What is expected
Pull out every line with the word "border" from the entries below.

Records shown

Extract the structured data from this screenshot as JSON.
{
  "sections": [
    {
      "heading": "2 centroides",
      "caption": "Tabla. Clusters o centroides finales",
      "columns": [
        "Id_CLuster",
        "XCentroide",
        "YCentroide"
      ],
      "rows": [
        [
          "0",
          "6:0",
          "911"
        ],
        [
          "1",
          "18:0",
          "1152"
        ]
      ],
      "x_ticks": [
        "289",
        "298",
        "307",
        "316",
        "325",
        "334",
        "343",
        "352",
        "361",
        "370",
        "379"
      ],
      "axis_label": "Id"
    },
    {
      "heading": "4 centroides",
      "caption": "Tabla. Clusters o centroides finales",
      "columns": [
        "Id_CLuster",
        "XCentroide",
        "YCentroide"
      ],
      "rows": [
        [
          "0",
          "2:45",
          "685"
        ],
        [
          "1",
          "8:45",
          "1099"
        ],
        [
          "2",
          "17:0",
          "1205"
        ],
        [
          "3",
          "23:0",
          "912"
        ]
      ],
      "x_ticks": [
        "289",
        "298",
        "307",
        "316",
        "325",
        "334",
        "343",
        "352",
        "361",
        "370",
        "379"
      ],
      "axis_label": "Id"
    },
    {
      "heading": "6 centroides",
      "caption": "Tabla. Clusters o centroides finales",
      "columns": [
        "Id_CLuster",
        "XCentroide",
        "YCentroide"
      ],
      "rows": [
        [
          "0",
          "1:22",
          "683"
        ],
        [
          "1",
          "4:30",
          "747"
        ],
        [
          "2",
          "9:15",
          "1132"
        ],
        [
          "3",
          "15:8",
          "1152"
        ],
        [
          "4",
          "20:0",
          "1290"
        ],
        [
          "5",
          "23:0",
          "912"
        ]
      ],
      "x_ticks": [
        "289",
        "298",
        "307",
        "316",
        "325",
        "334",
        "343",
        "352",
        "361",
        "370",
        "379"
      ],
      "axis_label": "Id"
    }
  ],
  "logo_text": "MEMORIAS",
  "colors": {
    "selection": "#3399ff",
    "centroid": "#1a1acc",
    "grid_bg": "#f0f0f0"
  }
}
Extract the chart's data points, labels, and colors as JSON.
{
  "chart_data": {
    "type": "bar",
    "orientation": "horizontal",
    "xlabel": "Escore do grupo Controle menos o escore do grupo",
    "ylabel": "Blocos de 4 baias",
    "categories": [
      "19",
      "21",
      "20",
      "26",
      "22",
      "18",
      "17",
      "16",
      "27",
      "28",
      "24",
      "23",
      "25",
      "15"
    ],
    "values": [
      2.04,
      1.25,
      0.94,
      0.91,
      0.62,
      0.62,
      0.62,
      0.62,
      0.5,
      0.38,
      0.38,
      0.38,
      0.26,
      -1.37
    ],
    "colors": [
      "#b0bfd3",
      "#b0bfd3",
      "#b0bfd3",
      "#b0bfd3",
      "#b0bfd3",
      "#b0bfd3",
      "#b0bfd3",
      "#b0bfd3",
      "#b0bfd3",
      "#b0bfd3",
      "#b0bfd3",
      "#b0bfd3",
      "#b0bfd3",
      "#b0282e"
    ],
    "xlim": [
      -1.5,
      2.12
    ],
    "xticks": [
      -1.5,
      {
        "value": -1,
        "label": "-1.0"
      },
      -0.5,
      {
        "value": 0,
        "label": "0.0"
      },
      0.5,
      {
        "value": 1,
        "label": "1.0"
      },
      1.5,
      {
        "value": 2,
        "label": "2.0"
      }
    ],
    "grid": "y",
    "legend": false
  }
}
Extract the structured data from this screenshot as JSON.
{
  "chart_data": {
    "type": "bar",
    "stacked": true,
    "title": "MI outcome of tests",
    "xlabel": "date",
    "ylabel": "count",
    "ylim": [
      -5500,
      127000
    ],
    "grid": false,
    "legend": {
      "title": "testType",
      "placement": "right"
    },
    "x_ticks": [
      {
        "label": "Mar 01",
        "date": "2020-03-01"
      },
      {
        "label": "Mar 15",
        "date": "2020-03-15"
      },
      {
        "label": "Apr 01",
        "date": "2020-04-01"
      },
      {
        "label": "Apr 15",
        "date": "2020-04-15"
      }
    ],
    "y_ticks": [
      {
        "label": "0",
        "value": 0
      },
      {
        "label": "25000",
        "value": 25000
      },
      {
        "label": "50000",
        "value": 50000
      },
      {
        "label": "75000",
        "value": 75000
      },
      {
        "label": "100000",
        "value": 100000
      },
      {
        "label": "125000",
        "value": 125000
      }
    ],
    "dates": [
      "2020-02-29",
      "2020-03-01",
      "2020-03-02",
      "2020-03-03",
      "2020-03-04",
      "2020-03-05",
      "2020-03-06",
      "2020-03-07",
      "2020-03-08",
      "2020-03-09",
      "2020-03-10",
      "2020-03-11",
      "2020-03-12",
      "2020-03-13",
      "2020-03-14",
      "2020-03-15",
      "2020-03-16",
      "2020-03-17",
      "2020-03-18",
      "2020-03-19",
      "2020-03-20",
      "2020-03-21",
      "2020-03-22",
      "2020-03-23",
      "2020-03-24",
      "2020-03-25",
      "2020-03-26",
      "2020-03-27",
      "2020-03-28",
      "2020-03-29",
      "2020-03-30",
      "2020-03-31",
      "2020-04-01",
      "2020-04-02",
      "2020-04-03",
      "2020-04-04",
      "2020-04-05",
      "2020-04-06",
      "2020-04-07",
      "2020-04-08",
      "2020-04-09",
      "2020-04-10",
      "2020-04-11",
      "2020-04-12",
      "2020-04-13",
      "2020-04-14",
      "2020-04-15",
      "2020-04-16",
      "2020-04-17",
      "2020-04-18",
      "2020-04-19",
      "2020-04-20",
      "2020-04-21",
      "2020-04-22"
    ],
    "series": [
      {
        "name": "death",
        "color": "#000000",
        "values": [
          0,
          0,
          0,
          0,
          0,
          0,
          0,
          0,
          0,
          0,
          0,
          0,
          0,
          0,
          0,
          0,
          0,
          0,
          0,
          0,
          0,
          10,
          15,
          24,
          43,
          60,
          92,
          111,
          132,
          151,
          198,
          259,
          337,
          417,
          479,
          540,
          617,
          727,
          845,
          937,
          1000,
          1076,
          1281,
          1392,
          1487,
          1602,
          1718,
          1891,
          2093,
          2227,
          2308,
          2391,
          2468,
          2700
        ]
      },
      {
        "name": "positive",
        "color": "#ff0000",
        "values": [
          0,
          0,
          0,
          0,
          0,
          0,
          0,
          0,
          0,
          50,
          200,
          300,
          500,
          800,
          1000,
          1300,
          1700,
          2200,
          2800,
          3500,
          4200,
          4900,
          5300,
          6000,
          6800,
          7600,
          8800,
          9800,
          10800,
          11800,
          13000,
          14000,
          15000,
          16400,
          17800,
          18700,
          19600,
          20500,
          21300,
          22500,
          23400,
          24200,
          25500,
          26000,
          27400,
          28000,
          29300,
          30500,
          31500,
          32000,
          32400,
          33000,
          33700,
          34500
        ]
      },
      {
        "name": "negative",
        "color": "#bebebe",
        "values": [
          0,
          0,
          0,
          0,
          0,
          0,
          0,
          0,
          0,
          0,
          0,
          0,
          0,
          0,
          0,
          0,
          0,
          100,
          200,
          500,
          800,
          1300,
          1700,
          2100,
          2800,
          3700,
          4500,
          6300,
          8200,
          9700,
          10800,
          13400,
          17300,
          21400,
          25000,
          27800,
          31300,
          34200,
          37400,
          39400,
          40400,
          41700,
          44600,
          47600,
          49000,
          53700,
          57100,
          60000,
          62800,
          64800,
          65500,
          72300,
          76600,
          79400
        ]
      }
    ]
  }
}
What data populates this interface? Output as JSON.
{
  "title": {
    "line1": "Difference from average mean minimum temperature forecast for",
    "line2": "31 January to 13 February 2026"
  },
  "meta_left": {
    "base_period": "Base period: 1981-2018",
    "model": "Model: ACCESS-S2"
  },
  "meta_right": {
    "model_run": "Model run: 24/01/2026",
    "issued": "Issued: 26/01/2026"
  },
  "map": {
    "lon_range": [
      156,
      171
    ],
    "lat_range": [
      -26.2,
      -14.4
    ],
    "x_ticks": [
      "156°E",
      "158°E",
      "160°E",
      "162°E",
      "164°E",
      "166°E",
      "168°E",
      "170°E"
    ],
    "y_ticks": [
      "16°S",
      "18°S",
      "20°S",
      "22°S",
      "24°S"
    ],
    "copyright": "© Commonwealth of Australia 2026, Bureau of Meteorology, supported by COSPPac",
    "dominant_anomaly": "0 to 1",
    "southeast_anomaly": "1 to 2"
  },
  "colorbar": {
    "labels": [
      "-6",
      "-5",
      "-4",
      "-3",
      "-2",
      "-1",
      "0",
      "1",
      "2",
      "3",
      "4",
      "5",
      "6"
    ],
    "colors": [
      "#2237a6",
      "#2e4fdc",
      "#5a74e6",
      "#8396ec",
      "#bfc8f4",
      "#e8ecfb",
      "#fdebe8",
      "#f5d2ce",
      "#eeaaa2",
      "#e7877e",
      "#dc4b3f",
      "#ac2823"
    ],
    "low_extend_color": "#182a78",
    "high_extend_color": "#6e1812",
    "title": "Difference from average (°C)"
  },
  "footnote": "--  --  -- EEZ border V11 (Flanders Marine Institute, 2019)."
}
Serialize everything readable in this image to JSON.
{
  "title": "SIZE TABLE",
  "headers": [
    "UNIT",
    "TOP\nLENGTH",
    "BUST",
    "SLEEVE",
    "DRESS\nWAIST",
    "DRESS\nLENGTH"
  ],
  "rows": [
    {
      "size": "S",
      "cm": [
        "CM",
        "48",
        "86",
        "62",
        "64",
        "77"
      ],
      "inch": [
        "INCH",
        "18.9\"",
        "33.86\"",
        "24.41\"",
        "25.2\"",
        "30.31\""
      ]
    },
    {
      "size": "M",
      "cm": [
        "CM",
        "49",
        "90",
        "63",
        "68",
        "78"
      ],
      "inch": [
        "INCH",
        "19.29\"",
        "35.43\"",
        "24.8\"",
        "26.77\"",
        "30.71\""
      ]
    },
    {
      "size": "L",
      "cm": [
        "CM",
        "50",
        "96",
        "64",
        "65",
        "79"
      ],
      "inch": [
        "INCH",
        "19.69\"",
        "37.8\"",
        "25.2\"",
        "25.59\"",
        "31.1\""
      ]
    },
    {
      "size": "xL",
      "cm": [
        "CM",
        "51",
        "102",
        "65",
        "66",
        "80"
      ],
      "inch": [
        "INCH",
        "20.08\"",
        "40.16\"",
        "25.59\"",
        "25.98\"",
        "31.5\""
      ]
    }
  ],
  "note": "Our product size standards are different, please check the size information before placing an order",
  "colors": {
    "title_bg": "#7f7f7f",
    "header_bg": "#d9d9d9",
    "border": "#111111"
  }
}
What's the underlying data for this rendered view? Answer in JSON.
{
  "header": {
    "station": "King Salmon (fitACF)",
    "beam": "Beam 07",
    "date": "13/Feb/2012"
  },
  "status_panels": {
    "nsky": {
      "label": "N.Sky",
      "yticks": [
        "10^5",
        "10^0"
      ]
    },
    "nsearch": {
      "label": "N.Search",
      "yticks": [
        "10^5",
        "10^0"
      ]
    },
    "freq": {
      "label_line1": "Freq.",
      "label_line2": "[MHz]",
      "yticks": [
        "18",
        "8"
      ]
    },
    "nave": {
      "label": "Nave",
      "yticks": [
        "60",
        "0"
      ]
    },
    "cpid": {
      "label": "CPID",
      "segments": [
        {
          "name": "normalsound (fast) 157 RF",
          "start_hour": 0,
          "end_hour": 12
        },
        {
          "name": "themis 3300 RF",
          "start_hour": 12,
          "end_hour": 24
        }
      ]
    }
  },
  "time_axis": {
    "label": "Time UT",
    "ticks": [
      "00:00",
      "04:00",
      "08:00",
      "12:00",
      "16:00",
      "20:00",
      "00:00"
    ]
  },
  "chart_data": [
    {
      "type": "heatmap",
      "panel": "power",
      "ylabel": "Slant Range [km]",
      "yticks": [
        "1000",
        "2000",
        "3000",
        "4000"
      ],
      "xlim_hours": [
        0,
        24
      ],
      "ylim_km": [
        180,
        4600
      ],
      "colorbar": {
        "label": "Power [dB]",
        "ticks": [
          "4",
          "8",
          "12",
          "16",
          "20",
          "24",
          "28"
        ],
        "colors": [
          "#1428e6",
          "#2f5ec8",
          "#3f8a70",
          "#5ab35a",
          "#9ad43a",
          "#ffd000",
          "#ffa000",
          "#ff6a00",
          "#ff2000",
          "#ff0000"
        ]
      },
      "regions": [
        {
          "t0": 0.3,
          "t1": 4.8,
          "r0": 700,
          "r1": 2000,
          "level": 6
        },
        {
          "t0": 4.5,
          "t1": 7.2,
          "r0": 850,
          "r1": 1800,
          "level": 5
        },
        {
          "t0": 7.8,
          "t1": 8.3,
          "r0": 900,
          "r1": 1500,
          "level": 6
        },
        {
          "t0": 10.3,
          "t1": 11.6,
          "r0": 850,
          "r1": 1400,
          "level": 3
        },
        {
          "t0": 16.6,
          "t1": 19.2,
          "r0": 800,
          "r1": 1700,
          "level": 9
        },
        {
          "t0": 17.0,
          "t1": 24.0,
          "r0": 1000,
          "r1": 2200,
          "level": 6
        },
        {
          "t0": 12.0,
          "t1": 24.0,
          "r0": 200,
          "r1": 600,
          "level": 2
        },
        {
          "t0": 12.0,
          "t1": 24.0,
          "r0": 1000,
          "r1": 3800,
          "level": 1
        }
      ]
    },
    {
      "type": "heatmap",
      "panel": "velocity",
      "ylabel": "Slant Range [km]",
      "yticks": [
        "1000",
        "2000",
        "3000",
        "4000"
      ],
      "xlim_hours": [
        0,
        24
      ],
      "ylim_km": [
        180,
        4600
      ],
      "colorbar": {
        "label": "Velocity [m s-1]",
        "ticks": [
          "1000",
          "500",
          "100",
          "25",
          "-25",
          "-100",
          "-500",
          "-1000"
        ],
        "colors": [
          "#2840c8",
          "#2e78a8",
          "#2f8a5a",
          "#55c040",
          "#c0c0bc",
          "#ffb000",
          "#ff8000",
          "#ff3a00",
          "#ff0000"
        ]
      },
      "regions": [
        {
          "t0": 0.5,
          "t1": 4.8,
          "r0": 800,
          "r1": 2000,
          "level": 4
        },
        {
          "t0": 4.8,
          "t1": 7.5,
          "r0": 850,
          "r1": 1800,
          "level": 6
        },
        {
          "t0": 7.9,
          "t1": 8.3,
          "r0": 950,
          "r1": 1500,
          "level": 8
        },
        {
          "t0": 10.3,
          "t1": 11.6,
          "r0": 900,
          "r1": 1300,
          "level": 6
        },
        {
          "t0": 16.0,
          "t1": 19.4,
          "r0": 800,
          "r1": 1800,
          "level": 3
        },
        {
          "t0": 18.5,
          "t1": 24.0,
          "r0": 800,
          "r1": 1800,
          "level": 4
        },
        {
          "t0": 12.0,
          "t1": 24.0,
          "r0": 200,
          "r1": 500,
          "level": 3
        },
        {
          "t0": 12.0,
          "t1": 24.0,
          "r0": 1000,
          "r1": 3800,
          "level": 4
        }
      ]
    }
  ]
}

Solution
  "footnote": "--  --  -- EEZ border V11 (Flanders Marine Institute, 2019)."
    "border": "#111111"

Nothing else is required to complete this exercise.